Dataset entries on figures
"""
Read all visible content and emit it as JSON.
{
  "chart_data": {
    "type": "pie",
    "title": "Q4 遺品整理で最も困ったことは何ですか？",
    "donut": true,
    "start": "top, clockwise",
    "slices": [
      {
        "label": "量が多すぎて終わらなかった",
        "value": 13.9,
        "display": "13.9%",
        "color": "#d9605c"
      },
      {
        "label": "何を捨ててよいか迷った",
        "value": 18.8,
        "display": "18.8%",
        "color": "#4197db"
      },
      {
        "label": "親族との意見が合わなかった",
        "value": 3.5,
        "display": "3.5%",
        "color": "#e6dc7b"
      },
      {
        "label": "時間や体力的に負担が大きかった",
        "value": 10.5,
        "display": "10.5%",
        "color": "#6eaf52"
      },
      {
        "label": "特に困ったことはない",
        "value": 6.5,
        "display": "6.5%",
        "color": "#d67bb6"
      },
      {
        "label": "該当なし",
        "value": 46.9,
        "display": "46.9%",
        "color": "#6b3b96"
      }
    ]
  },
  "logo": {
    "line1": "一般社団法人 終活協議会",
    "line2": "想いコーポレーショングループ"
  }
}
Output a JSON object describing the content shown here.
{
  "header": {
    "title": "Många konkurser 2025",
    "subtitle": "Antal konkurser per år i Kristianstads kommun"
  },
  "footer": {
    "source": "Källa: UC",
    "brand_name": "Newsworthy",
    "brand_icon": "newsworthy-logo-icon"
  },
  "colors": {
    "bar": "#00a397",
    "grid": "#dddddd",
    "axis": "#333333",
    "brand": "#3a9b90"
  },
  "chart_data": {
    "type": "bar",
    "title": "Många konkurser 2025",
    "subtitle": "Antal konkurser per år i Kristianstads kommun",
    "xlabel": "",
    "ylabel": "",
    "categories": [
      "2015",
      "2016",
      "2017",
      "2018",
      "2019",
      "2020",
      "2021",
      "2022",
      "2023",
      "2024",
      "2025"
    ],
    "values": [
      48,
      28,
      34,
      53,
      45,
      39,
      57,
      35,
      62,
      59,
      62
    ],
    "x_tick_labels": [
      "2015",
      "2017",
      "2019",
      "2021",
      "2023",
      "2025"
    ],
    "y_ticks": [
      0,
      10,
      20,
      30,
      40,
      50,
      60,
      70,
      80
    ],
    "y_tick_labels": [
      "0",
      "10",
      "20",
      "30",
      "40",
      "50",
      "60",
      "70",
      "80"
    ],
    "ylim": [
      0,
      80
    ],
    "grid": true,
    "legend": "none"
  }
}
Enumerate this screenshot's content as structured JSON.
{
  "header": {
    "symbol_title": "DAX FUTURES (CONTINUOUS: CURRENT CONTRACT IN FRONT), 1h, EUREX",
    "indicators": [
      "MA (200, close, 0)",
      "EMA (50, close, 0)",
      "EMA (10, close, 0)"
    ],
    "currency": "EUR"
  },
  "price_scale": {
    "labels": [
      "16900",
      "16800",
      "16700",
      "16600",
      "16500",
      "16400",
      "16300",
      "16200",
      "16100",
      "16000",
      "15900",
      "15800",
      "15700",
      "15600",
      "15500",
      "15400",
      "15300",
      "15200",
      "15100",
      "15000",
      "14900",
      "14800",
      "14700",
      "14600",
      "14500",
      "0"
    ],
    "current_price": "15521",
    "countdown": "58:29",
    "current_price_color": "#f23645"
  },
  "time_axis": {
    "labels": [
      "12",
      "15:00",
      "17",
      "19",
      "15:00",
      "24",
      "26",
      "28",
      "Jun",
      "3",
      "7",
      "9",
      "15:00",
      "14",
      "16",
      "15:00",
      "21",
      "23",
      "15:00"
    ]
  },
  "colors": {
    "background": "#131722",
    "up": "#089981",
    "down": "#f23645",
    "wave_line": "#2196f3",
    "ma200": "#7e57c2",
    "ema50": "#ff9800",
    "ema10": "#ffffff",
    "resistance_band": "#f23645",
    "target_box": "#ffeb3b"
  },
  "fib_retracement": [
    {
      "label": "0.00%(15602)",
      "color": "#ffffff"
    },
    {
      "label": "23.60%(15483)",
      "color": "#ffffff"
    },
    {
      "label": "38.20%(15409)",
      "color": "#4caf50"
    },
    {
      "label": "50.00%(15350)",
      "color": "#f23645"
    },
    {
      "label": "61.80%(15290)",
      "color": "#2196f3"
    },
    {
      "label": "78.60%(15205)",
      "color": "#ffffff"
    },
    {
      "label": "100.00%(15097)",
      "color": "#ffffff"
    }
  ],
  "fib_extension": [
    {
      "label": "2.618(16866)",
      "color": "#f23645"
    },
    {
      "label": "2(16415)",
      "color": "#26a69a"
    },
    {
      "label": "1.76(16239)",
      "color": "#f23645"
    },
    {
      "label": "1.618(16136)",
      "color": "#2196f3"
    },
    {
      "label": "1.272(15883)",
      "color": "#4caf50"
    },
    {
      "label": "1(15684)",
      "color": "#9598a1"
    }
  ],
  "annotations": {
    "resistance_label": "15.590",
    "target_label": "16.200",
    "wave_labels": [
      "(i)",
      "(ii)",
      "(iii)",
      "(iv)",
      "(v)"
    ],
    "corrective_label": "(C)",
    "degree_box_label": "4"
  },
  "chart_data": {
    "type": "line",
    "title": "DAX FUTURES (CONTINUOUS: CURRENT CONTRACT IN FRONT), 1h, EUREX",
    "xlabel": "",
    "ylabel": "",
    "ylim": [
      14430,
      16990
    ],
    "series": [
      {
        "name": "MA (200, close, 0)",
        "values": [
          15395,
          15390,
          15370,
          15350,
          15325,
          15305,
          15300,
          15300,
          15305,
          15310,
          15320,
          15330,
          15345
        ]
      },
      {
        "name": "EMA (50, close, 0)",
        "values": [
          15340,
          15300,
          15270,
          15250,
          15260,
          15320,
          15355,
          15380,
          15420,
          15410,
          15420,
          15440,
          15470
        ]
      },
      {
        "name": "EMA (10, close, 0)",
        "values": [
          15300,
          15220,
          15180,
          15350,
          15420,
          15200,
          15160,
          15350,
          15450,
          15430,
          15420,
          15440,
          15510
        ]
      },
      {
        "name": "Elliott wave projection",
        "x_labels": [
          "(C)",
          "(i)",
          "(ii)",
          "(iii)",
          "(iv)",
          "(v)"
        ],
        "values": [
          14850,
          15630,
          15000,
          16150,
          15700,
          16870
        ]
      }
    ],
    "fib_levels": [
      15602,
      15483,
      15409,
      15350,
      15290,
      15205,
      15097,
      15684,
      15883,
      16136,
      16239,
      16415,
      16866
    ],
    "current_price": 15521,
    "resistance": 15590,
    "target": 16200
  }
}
"""
Required task:
Write the data out again in full and exactly.

Result:
Read all visible content and emit it as JSON.
{
  "chart_data": {
    "type": "pie",
    "title": "Q4 遺品整理で最も困ったことは何ですか？",
    "donut": true,
    "start": "top, clockwise",
    "slices": [
      {
        "label": "量が多すぎて終わらなかった",
        "value": 13.9,
        "display": "13.9%",
        "color": "#d9605c"
      },
      {
        "label": "何を捨ててよいか迷った",
        "value": 18.8,
        "display": "18.8%",
        "color": "#4197db"
      },
      {
        "label": "親族との意見が合わなかった",
        "value": 3.5,
        "display": "3.5%",
        "color": "#e6dc7b"
      },
      {
        "label": "時間や体力的に負担が大きかった",
        "value": 10.5,
        "display": "10.5%",
        "color": "#6eaf52"
      },
      {
        "label": "特に困ったことはない",
        "value": 6.5,
        "display": "6.5%",
        "color": "#d67bb6"
      },
      {
        "label": "該当なし",
        "value": 46.9,
        "display": "46.9%",
        "color": "#6b3b96"
      }
    ]
  },
  "logo": {
    "line1": "一般社団法人 終活協議会",
    "line2": "想いコーポレーショングループ"
  }
}
Output a JSON object describing the content shown here.
{
  "header": {
    "title": "Många konkurser 2025",
    "subtitle": "Antal konkurser per år i Kristianstads kommun"
  },
  "footer": {
    "source": "Källa: UC",
    "brand_name": "Newsworthy",
    "brand_icon": "newsworthy-logo-icon"
  },
  "colors": {
    "bar": "#00a397",
    "grid": "#dddddd",
    "axis": "#333333",
    "brand": "#3a9b90"
  },
  "chart_data": {
    "type": "bar",
    "title": "Många konkurser 2025",
    "subtitle": "Antal konkurser per år i Kristianstads kommun",
    "xlabel": "",
    "ylabel": "",
    "categories": [
      "2015",
      "2016",
      "2017",
      "2018",
      "2019",
      "2020",
      "2021",
      "2022",
      "2023",
      "2024",
      "2025"
    ],
    "values": [
      48,
      28,
      34,
      53,
      45,
      39,
      57,
      35,
      62,
      59,
      62
    ],
    "x_tick_labels": [
      "2015",
      "2017",
      "2019",
      "2021",
      "2023",
      "2025"
    ],
    "y_ticks": [
      0,
      10,
      20,
      30,
      40,
      50,
      60,
      70,
      80
    ],
    "y_tick_labels": [
      "0",
      "10",
      "20",
      "30",
      "40",
      "50",
      "60",
      "70",
      "80"
    ],
    "ylim": [
      0,
      80
    ],
    "grid": true,
    "legend": "none"
  }
}
Enumerate this screenshot's content as structured JSON.
{
  "header": {
    "symbol_title": "DAX FUTURES (CONTINUOUS: CURRENT CONTRACT IN FRONT), 1h, EUREX",
    "indicators": [
      "MA (200, close, 0)",
      "EMA (50, close, 0)",
      "EMA (10, close, 0)"
    ],
    "currency": "EUR"
  },
  "price_scale": {
    "labels": [
      "16900",
      "16800",
      "16700",
      "16600",
      "16500",
      "16400",
      "16300",
      "16200",
      "16100",
      "16000",
      "15900",
      "15800",
      "15700",
      "15600",
      "15500",
      "15400",
      "15300",
      "15200",
      "15100",
      "15000",
      "14900",
      "14800",
      "14700",
      "14600",
      "14500",
      "0"
    ],
    "current_price": "15521",
    "countdown": "58:29",
    "current_price_color": "#f23645"
  },
  "time_axis": {
    "labels": [
      "12",
      "15:00",
      "17",
      "19",
      "15:00",
      "24",
      "26",
      "28",
      "Jun",
      "3",
      "7",
      "9",
      "15:00",
      "14",
      "16",
      "15:00",
      "21",
      "23",
      "15:00"
    ]
  },
  "colors": {
    "background": "#131722",
    "up": "#089981",
    "down": "#f23645",
    "wave_line": "#2196f3",
    "ma200": "#7e57c2",
    "ema50": "#ff9800",
    "ema10": "#ffffff",
    "resistance_band": "#f23645",
    "target_box": "#ffeb3b"
  },
  "fib_retracement": [
    {
      "label": "0.00%(15602)",
      "color": "#ffffff"
    },
    {
      "label": "23.60%(15483)",
      "color": "#ffffff"
    },
    {
      "label": "38.20%(15409)",
      "color": "#4caf50"
    },
    {
      "label": "50.00%(15350)",
      "color": "#f23645"
    },
    {
      "label": "61.80%(15290)",
      "color": "#2196f3"
    },
    {
      "label": "78.60%(15205)",
      "color": "#ffffff"
    },
    {
      "label": "100.00%(15097)",
      "color": "#ffffff"
    }
  ],
  "fib_extension": [
    {
      "label": "2.618(16866)",
      "color": "#f23645"
    },
    {
      "label": "2(16415)",
      "color": "#26a69a"
    },
    {
      "label": "1.76(16239)",
      "color": "#f23645"
    },
    {
      "label": "1.618(16136)",
      "color": "#2196f3"
    },
    {
      "label": "1.272(15883)",
      "color": "#4caf50"
    },
    {
      "label": "1(15684)",
      "color": "#9598a1"
    }
  ],
  "annotations": {
    "resistance_label": "15.590",
    "target_label": "16.200",
    "wave_labels": [
      "(i)",
      "(ii)",
      "(iii)",
      "(iv)",
      "(v)"
    ],
    "corrective_label": "(C)",
    "degree_box_label": "4"
  },
  "chart_data": {
    "type": "line",
    "title": "DAX FUTURES (CONTINUOUS: CURRENT CONTRACT IN FRONT), 1h, EUREX",
    "xlabel": "",
    "ylabel": "",
    "ylim": [
      14430,
      16990
    ],
    "series": [
      {
        "name": "MA (200, close, 0)",
        "values": [
          15395,
          15390,
          15370,
          15350,
          15325,
          15305,
          15300,
          15300,
          15305,
          15310,
          15320,
          15330,
          15345
        ]
      },
      {
        "name": "EMA (50, close, 0)",
        "values": [
          15340,
          15300,
          15270,
          15250,
          15260,
          15320,
          15355,
          15380,
          15420,
          15410,
          15420,
          15440,
          15470
        ]
      },
      {
        "name": "EMA (10, close, 0)",
        "values": [
          15300,
          15220,
          15180,
          15350,
          15420,
          15200,
          15160,
          15350,
          15450,
          15430,
          15420,
          15440,
          15510
        ]
      },
      {
        "name": "Elliott wave projection",
        "x_labels": [
          "(C)",
          "(i)",
          "(ii)",
          "(iii)",
          "(iv)",
          "(v)"
        ],
        "values": [
          14850,
          15630,
          15000,
          16150,
          15700,
          16870
        ]
      }
    ],
    "fib_levels": [
      15602,
      15483,
      15409,
      15350,
      15290,
      15205,
      15097,
      15684,
      15883,
      16136,
      16239,
      16415,
      16866
    ],
    "current_price": 15521,
    "resistance": 15590,
    "target": 16200
  }
}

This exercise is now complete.